>> Start SOURCE MATERIAL

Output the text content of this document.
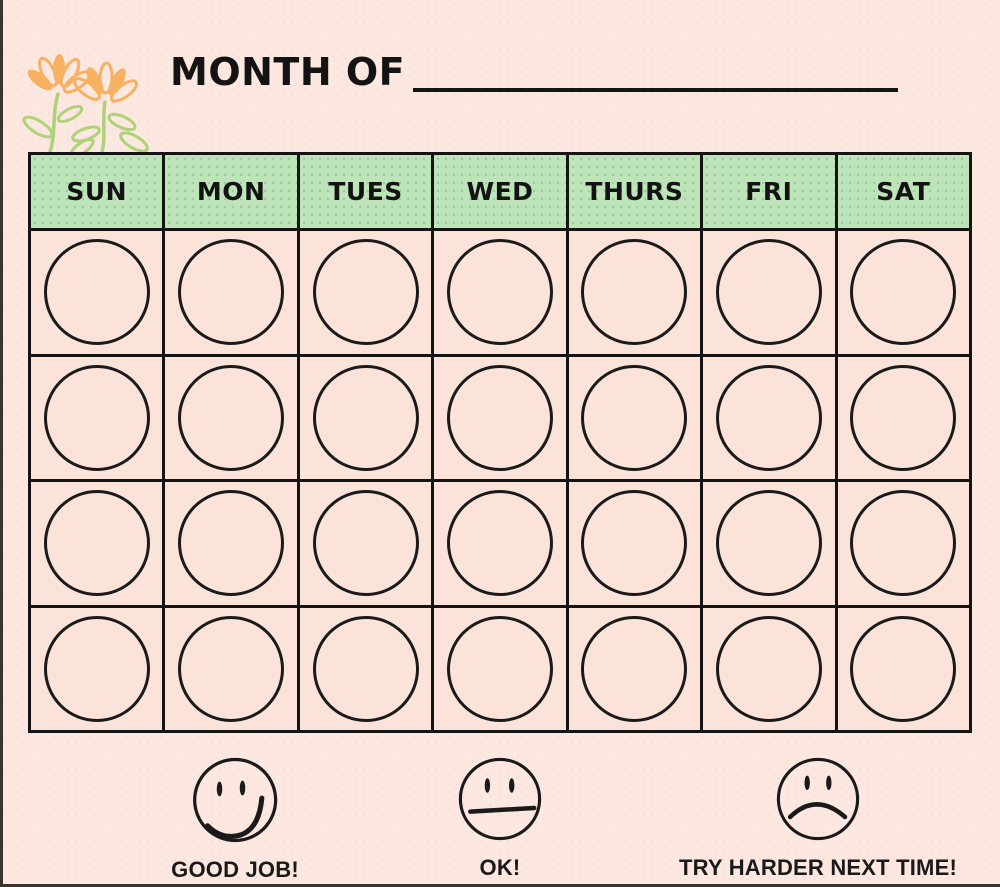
MONTH OF
SUN	MON	TUES	WED	THURS	FRI	SAT
GOOD JOB!	OK!	TRY HARDER NEXT TIME!
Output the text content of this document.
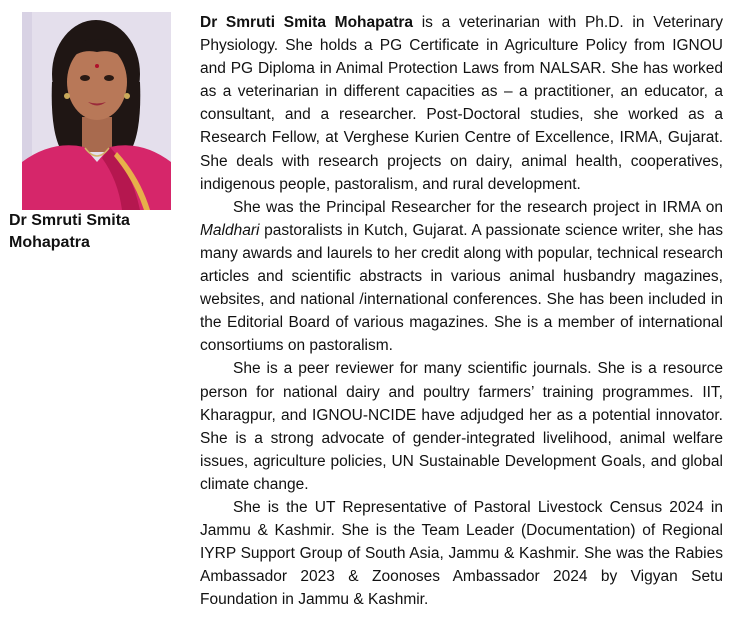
Dr Smruti Smita
Mohapatra

Dr Smruti Smita Mohapatra is a veterinarian with Ph.D. in Veterinary Physiology. She holds a PG Certificate in Agriculture Policy from IGNOU and PG Diploma in Animal Protection Laws from NALSAR. She has worked as a veterinarian in different capacities as – a practitioner, an educator, a consultant, and a researcher. Post-Doctoral studies, she worked as a Research Fellow, at Verghese Kurien Centre of Excellence, IRMA, Gujarat. She deals with research projects on dairy, animal health, cooperatives, indigenous people, pastoralism, and rural development.

She was the Principal Researcher for the research project in IRMA on Maldhari pastoralists in Kutch, Gujarat. A passionate science writer, she has many awards and laurels to her credit along with popular, technical research articles and scientific abstracts in various animal husbandry magazines, websites, and national /international conferences. She has been included in the Editorial Board of various magazines. She is a member of international consortiums on pastoralism.

She is a peer reviewer for many scientific journals. She is a resource person for national dairy and poultry farmers’ training programmes. IIT, Kharagpur, and IGNOU-NCIDE have adjudged her as a potential innovator. She is a strong advocate of gender-integrated livelihood, animal welfare issues, agriculture policies, UN Sustainable Development Goals, and global climate change.

She is the UT Representative of Pastoral Livestock Census 2024 in Jammu & Kashmir. She is the Team Leader (Documentation) of Regional IYRP Support Group of South Asia, Jammu & Kashmir. She was the Rabies Ambassador 2023 & Zoonoses Ambassador 2024 by Vigyan Setu Foundation in Jammu & Kashmir.
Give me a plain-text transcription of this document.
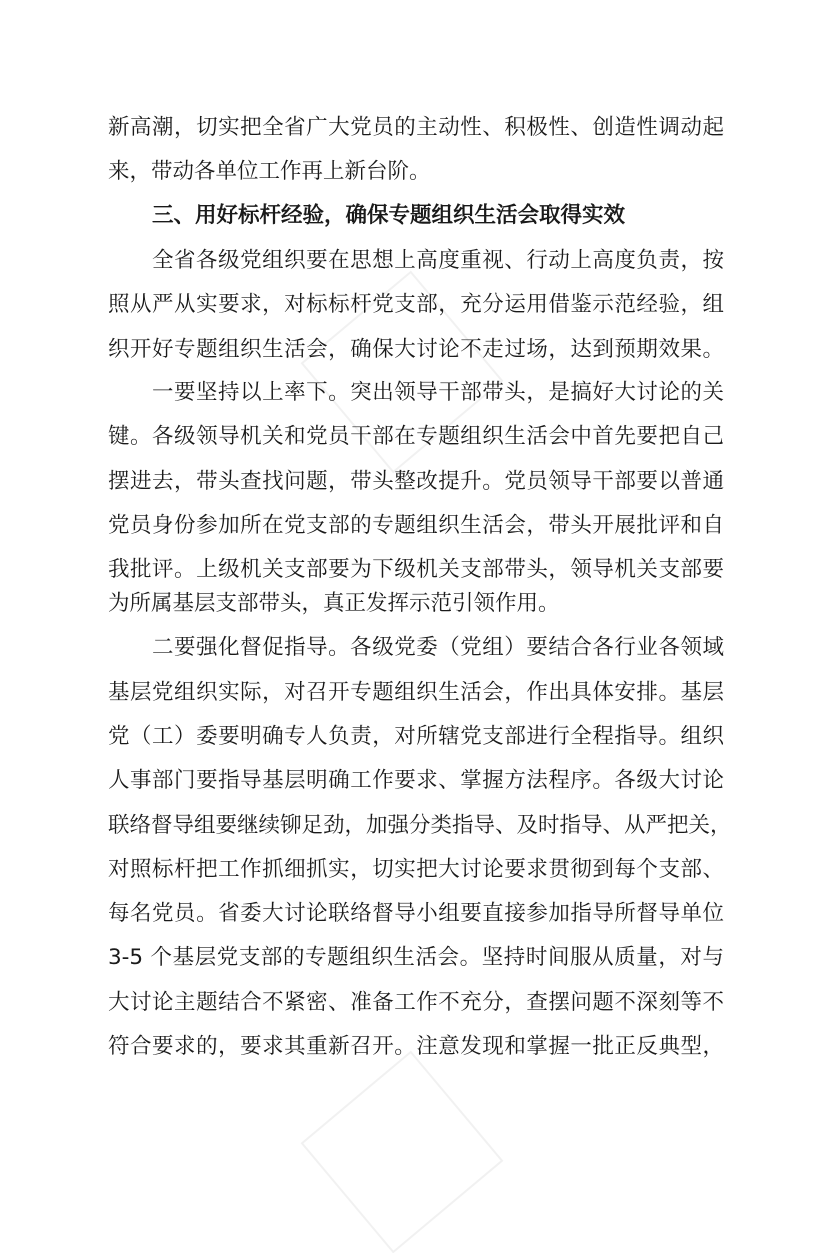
新高潮，切实把全省广大党员的主动性、积极性、创造性调动起
来，带动各单位工作再上新台阶。
三、用好标杆经验，确保专题组织生活会取得实效
全省各级党组织要在思想上高度重视、行动上高度负责，按
照从严从实要求，对标标杆党支部，充分运用借鉴示范经验，组
织开好专题组织生活会，确保大讨论不走过场，达到预期效果。
一要坚持以上率下。突出领导干部带头，是搞好大讨论的关
键。各级领导机关和党员干部在专题组织生活会中首先要把自己
摆进去，带头查找问题，带头整改提升。党员领导干部要以普通
党员身份参加所在党支部的专题组织生活会，带头开展批评和自
我批评。上级机关支部要为下级机关支部带头，领导机关支部要
为所属基层支部带头，真正发挥示范引领作用。
二要强化督促指导。各级党委（党组）要结合各行业各领域
基层党组织实际，对召开专题组织生活会，作出具体安排。基层
党（工）委要明确专人负责，对所辖党支部进行全程指导。组织
人事部门要指导基层明确工作要求、掌握方法程序。各级大讨论
联络督导组要继续铆足劲，加强分类指导、及时指导、从严把关，
对照标杆把工作抓细抓实，切实把大讨论要求贯彻到每个支部、
每名党员。省委大讨论联络督导小组要直接参加指导所督导单位
3-5 个基层党支部的专题组织生活会。坚持时间服从质量，对与
大讨论主题结合不紧密、准备工作不充分，查摆问题不深刻等不
符合要求的，要求其重新召开。注意发现和掌握一批正反典型，
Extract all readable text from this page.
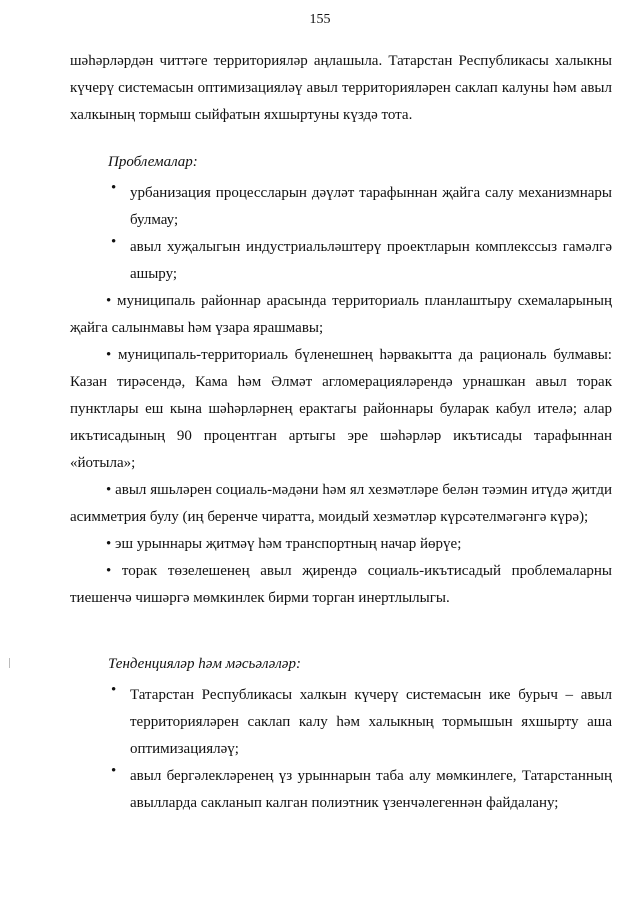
155

шәһәрләрдән читтәге территорияләр аңлашыла. Татарстан Республикасы халыкны күчерү системасын оптимизацияләү авыл территорияләрен саклап калуны һәм авыл халкының тормыш сыйфатын яхшыртуны күздә тота.

Проблемалар:

• урбанизация процессларын дәүләт тарафыннан җайга салу механизмнары булмау;
• авыл хуҗалыгын индустриальләштерү проектларын комплекссыз гамәлгә ашыру;

• муниципаль районнар арасында территориаль планлаштыру схемаларының җайга салынмавы һәм үзара ярашмавы;

• муниципаль-территориаль бүленешнең һәрвакытта да рациональ булмавы: Казан тирәсендә, Кама һәм Әлмәт агломерацияләрендә урнашкан авыл торак пунктлары еш кына шәһәрләрнең ерактагы районнары буларак кабул ителә; алар икътисадының 90 процентган артыгы эре шәһәрләр икътисады тарафыннан «йотыла»;

• авыл яшьләрен социаль-мәдәни һәм ял хезмәтләре белән тәэмин итүдә җитди асимметрия булу (иң беренче чиратта, моидый хезмәтләр күрсәтелмәгәнгә күрә);

• эш урыннары җитмәү һәм транспортның начар йөрүе;

• торак төзелешенең авыл җирендә социаль-икътисадый проблемаларны тиешенчә чишәргә мөмкинлек бирми торган инертлылыгы.

Тенденцияләр һәм мәсьәләләр:

• Татарстан Республикасы халкын күчерү системасын ике бурыч – авыл территорияләрен саклап калу һәм халыкның тормышын яхшырту аша оптимизацияләү;
• авыл бергәлекләренең үз урыннарын таба алу мөмкинлеге, Татарстанның авылларда сакланып калган полиэтник үзенчәлегеннән файдалану;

>> End SOURCE MATERIAL

WHAT YOU SHOULD DO: Transcribe the whole listing, character for character, but not its images.

SOLUTION:
Output the text content of this document.
MONTH OF
SUN	MON	TUES	WED	THURS	FRI	SAT
GOOD JOB!	OK!	TRY HARDER NEXT TIME!
Output the text content of this document.
Dr Smruti Smita
Mohapatra

Dr Smruti Smita Mohapatra is a veterinarian with Ph.D. in Veterinary Physiology. She holds a PG Certificate in Agriculture Policy from IGNOU and PG Diploma in Animal Protection Laws from NALSAR. She has worked as a veterinarian in different capacities as – a practitioner, an educator, a consultant, and a researcher. Post-Doctoral studies, she worked as a Research Fellow, at Verghese Kurien Centre of Excellence, IRMA, Gujarat. She deals with research projects on dairy, animal health, cooperatives, indigenous people, pastoralism, and rural development.

She was the Principal Researcher for the research project in IRMA on Maldhari pastoralists in Kutch, Gujarat. A passionate science writer, she has many awards and laurels to her credit along with popular, technical research articles and scientific abstracts in various animal husbandry magazines, websites, and national /international conferences. She has been included in the Editorial Board of various magazines. She is a member of international consortiums on pastoralism.

She is a peer reviewer for many scientific journals. She is a resource person for national dairy and poultry farmers’ training programmes. IIT, Kharagpur, and IGNOU-NCIDE have adjudged her as a potential innovator. She is a strong advocate of gender-integrated livelihood, animal welfare issues, agriculture policies, UN Sustainable Development Goals, and global climate change.

She is the UT Representative of Pastoral Livestock Census 2024 in Jammu & Kashmir. She is the Team Leader (Documentation) of Regional IYRP Support Group of South Asia, Jammu & Kashmir. She was the Rabies Ambassador 2023 & Zoonoses Ambassador 2024 by Vigyan Setu Foundation in Jammu & Kashmir.
Give me a plain-text transcription of this document.
新高潮，切实把全省广大党员的主动性、积极性、创造性调动起
来，带动各单位工作再上新台阶。
三、用好标杆经验，确保专题组织生活会取得实效
全省各级党组织要在思想上高度重视、行动上高度负责，按
照从严从实要求，对标标杆党支部，充分运用借鉴示范经验，组
织开好专题组织生活会，确保大讨论不走过场，达到预期效果。
一要坚持以上率下。突出领导干部带头，是搞好大讨论的关
键。各级领导机关和党员干部在专题组织生活会中首先要把自己
摆进去，带头查找问题，带头整改提升。党员领导干部要以普通
党员身份参加所在党支部的专题组织生活会，带头开展批评和自
我批评。上级机关支部要为下级机关支部带头，领导机关支部要
为所属基层支部带头，真正发挥示范引领作用。
二要强化督促指导。各级党委（党组）要结合各行业各领域
基层党组织实际，对召开专题组织生活会，作出具体安排。基层
党（工）委要明确专人负责，对所辖党支部进行全程指导。组织
人事部门要指导基层明确工作要求、掌握方法程序。各级大讨论
联络督导组要继续铆足劲，加强分类指导、及时指导、从严把关，
对照标杆把工作抓细抓实，切实把大讨论要求贯彻到每个支部、
每名党员。省委大讨论联络督导小组要直接参加指导所督导单位
3-5 个基层党支部的专题组织生活会。坚持时间服从质量，对与
大讨论主题结合不紧密、准备工作不充分，查摆问题不深刻等不
符合要求的，要求其重新召开。注意发现和掌握一批正反典型，
Extract all readable text from this page.
155

шәһәрләрдән читтәге территорияләр аңлашыла. Татарстан Республикасы халыкны күчерү системасын оптимизацияләү авыл территорияләрен саклап калуны һәм авыл халкының тормыш сыйфатын яхшыртуны күздә тота.

Проблемалар:

• урбанизация процессларын дәүләт тарафыннан җайга салу механизмнары булмау;
• авыл хуҗалыгын индустриальләштерү проектларын комплекссыз гамәлгә ашыру;

• муниципаль районнар арасында территориаль планлаштыру схемаларының җайга салынмавы һәм үзара ярашмавы;

• муниципаль-территориаль бүленешнең һәрвакытта да рациональ булмавы: Казан тирәсендә, Кама һәм Әлмәт агломерацияләрендә урнашкан авыл торак пунктлары еш кына шәһәрләрнең ерактагы районнары буларак кабул ителә; алар икътисадының 90 процентган артыгы эре шәһәрләр икътисады тарафыннан «йотыла»;

• авыл яшьләрен социаль-мәдәни һәм ял хезмәтләре белән тәэмин итүдә җитди асимметрия булу (иң беренче чиратта, моидый хезмәтләр күрсәтелмәгәнгә күрә);

• эш урыннары җитмәү һәм транспортның начар йөрүе;

• торак төзелешенең авыл җирендә социаль-икътисадый проблемаларны тиешенчә чишәргә мөмкинлек бирми торган инертлылыгы.

Тенденцияләр һәм мәсьәләләр:

• Татарстан Республикасы халкын күчерү системасын ике бурыч – авыл территорияләрен саклап калу һәм халыкның тормышын яхшырту аша оптимизацияләү;
• авыл бергәлекләренең үз урыннарын таба алу мөмкинлеге, Татарстанның авылларда сакланып калган полиэтник үзенчәлегеннән файдалану;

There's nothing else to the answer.